(Figure collection entries)
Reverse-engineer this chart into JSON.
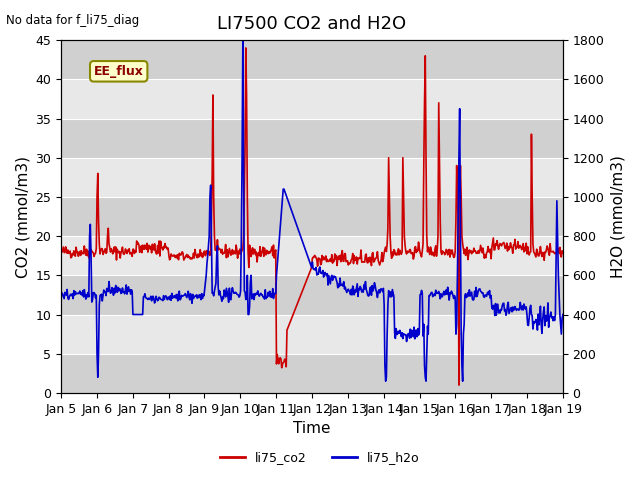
{
  "title": "LI7500 CO2 and H2O",
  "top_left_text": "No data for f_li75_diag",
  "box_label": "EE_flux",
  "xlabel": "Time",
  "ylabel_left": "CO2 (mmol/m3)",
  "ylabel_right": "H2O (mmol/m3)",
  "ylim_left": [
    0,
    45
  ],
  "ylim_right": [
    0,
    1800
  ],
  "yticks_left": [
    0,
    5,
    10,
    15,
    20,
    25,
    30,
    35,
    40,
    45
  ],
  "yticks_right": [
    0,
    200,
    400,
    600,
    800,
    1000,
    1200,
    1400,
    1600,
    1800
  ],
  "xtick_labels": [
    "Jan 5",
    "Jan 6",
    "Jan 7",
    "Jan 8",
    "Jan 9",
    "Jan 10",
    "Jan 11",
    "Jan 12",
    "Jan 13",
    "Jan 14",
    "Jan 15",
    "Jan 16",
    "Jan 17",
    "Jan 18",
    "Jan 19"
  ],
  "legend_entries": [
    "li75_co2",
    "li75_h2o"
  ],
  "legend_colors": [
    "#cc0000",
    "#0000cc"
  ],
  "co2_color": "#cc0000",
  "h2o_color": "#0000cc",
  "background_color": "#ffffff",
  "plot_bg_color": "#e8e8e8",
  "band_color": "#d0d0d0",
  "grid_color": "#ffffff",
  "box_facecolor": "#ffffcc",
  "box_edgecolor": "#888800",
  "title_fontsize": 13,
  "label_fontsize": 11,
  "tick_fontsize": 9,
  "linewidth": 1.2
}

What is required
Reproduce each entry precisely. Leave the pictures out.

Response
Reverse-engineer this chart into JSON.
{
  "title": "LI7500 CO2 and H2O",
  "top_left_text": "No data for f_li75_diag",
  "box_label": "EE_flux",
  "xlabel": "Time",
  "ylabel_left": "CO2 (mmol/m3)",
  "ylabel_right": "H2O (mmol/m3)",
  "ylim_left": [
    0,
    45
  ],
  "ylim_right": [
    0,
    1800
  ],
  "yticks_left": [
    0,
    5,
    10,
    15,
    20,
    25,
    30,
    35,
    40,
    45
  ],
  "yticks_right": [
    0,
    200,
    400,
    600,
    800,
    1000,
    1200,
    1400,
    1600,
    1800
  ],
  "xtick_labels": [
    "Jan 5",
    "Jan 6",
    "Jan 7",
    "Jan 8",
    "Jan 9",
    "Jan 10",
    "Jan 11",
    "Jan 12",
    "Jan 13",
    "Jan 14",
    "Jan 15",
    "Jan 16",
    "Jan 17",
    "Jan 18",
    "Jan 19"
  ],
  "legend_entries": [
    "li75_co2",
    "li75_h2o"
  ],
  "legend_colors": [
    "#cc0000",
    "#0000cc"
  ],
  "co2_color": "#cc0000",
  "h2o_color": "#0000cc",
  "background_color": "#ffffff",
  "plot_bg_color": "#e8e8e8",
  "band_color": "#d0d0d0",
  "grid_color": "#ffffff",
  "box_facecolor": "#ffffcc",
  "box_edgecolor": "#888800",
  "title_fontsize": 13,
  "label_fontsize": 11,
  "tick_fontsize": 9,
  "linewidth": 1.2
}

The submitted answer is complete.